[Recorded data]
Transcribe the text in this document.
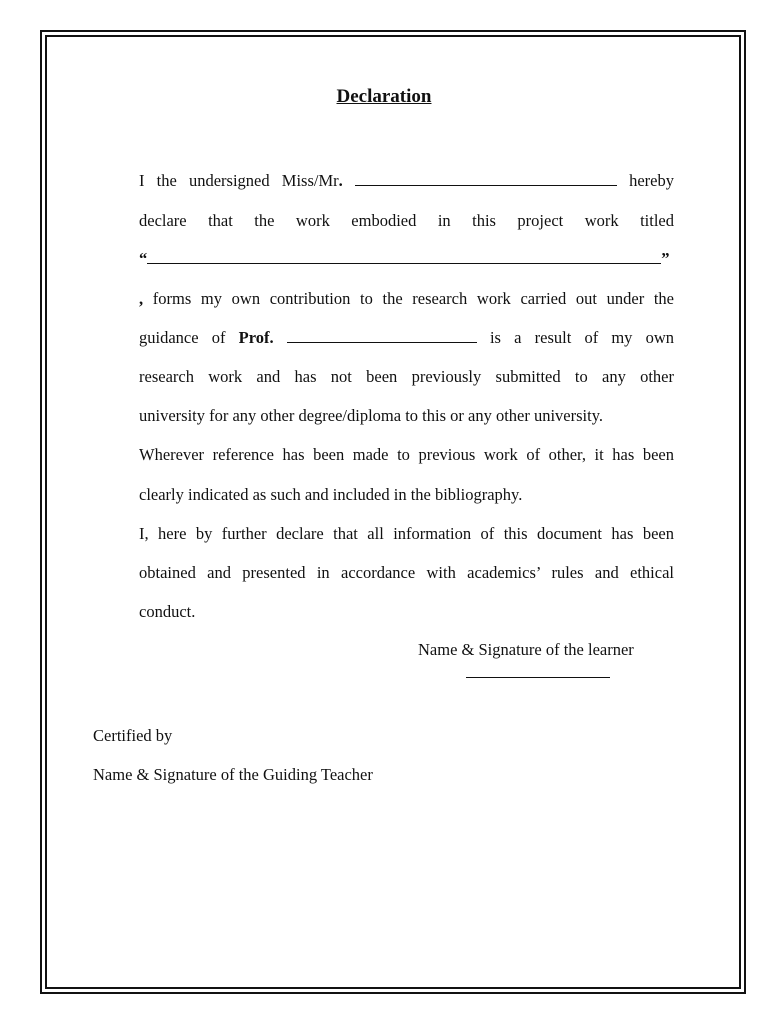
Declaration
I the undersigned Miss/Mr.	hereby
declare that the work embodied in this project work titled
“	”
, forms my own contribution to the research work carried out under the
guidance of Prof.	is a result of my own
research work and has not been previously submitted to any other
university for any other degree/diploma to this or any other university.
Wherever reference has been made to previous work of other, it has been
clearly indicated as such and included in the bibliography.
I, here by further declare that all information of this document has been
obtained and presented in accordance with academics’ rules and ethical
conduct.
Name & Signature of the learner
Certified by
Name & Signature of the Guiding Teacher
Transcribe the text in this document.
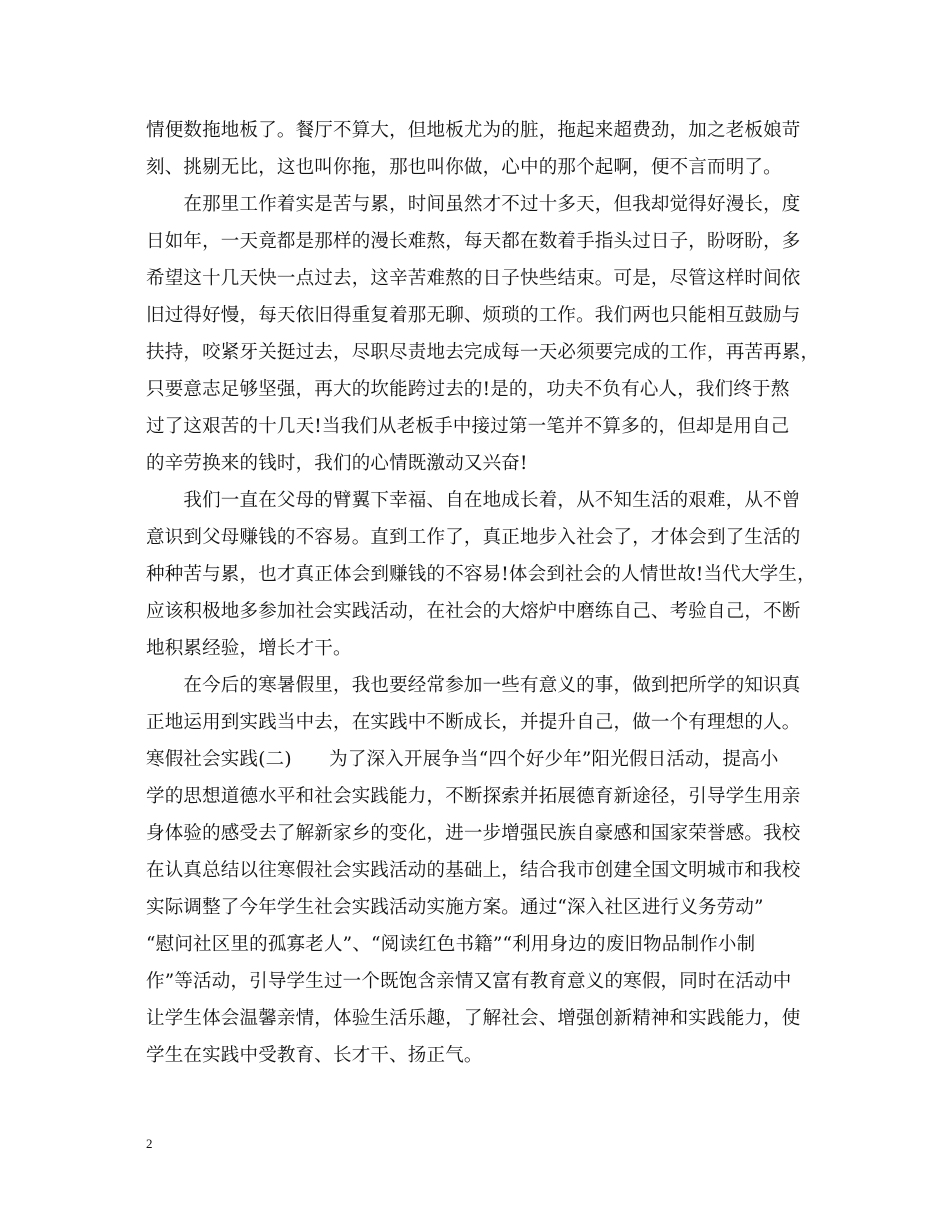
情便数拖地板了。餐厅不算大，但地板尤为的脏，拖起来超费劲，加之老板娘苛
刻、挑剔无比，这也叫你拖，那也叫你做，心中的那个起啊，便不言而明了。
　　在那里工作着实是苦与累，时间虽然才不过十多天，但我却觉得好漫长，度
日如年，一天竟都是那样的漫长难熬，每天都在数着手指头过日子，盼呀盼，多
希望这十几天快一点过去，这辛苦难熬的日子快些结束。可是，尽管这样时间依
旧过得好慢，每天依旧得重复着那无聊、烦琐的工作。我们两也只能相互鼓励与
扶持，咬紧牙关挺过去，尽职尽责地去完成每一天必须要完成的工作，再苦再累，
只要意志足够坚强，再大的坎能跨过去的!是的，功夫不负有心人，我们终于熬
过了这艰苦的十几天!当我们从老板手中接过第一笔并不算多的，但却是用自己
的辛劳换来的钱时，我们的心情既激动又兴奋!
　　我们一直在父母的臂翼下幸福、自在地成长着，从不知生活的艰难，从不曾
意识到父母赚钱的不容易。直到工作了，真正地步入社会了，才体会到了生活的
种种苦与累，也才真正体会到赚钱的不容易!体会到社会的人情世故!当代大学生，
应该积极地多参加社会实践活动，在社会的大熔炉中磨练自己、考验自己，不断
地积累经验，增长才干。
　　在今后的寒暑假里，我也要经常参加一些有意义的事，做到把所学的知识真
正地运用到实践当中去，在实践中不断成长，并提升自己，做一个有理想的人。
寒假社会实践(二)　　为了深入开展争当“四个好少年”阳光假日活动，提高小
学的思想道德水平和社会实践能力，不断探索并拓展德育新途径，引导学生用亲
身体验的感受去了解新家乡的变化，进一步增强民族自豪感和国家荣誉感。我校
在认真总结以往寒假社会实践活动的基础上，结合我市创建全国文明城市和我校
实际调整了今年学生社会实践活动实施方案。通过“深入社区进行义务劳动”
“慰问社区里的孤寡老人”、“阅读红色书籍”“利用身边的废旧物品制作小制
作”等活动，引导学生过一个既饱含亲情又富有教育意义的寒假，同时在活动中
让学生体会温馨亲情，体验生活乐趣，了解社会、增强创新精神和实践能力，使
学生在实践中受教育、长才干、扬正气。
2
* * *
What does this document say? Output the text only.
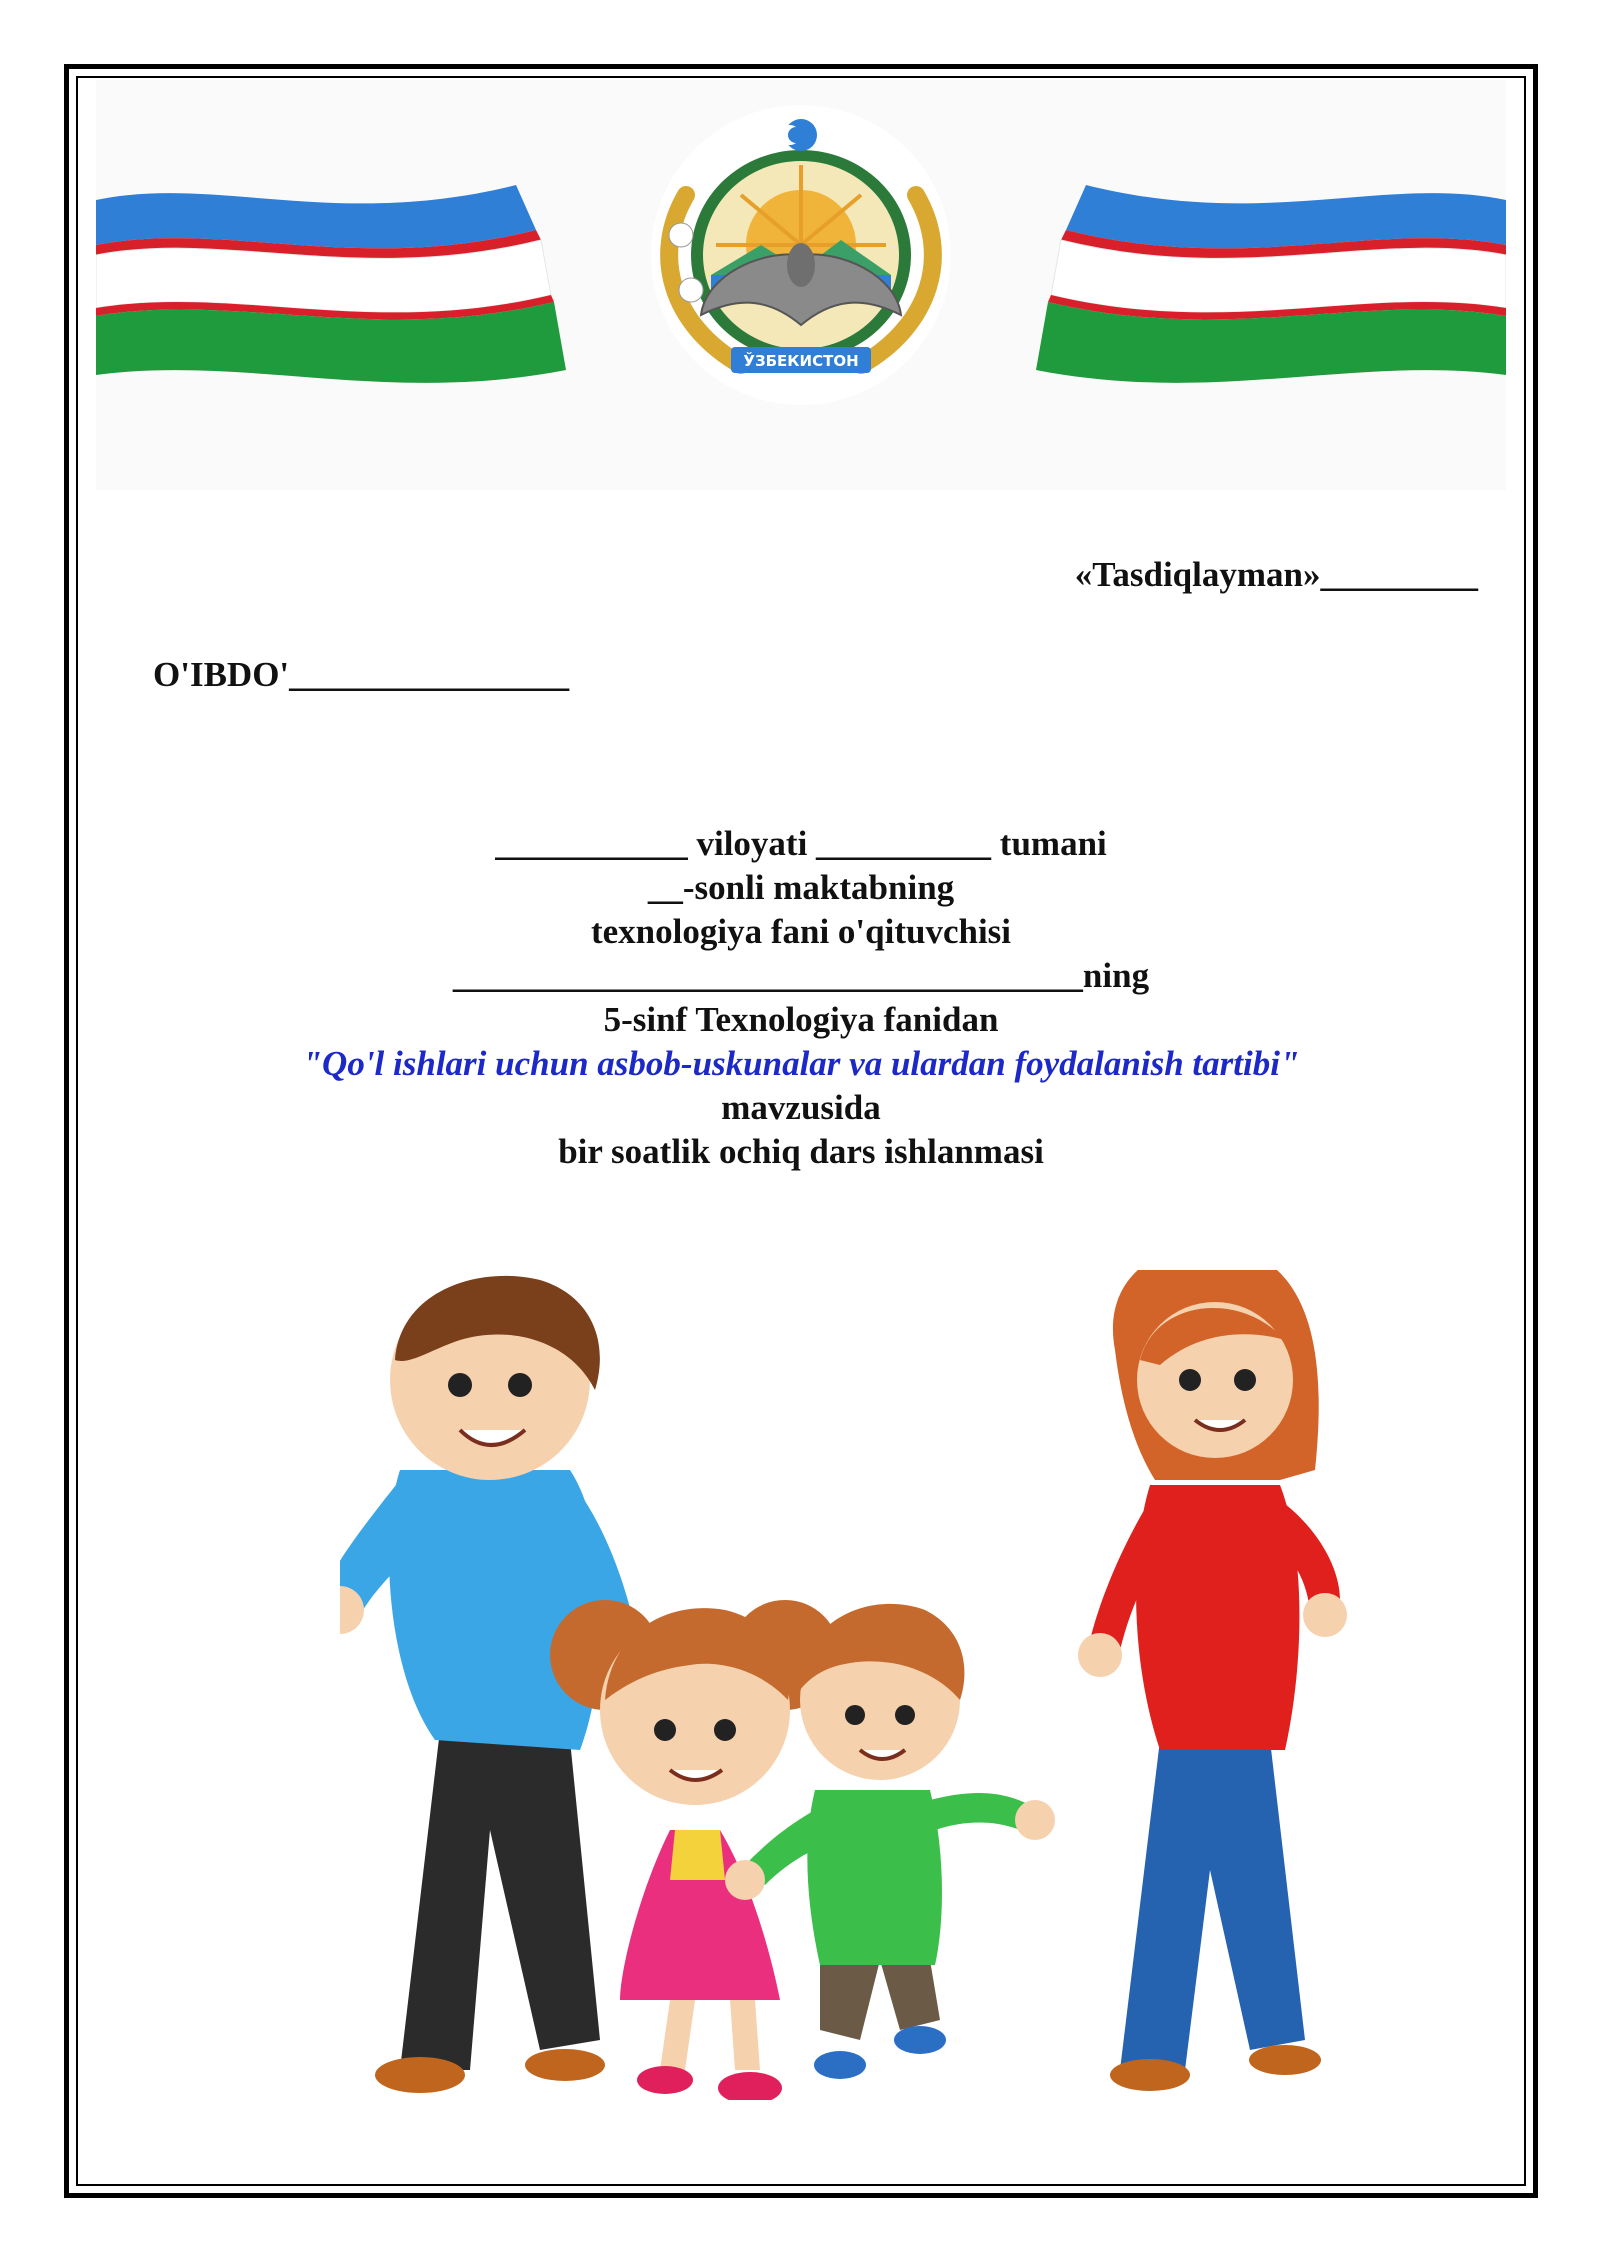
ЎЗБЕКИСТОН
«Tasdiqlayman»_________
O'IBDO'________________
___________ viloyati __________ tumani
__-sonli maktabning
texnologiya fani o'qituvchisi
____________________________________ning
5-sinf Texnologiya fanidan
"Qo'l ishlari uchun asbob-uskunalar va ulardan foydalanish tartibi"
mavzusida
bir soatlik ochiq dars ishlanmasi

• [Required work]: Your task is to collect every line above that contains the word "other".

• [Reply]:
research work and has not been previously submitted to any other
university for any other degree/diploma to this or any other university.
Wherever reference has been made to previous work of other, it has been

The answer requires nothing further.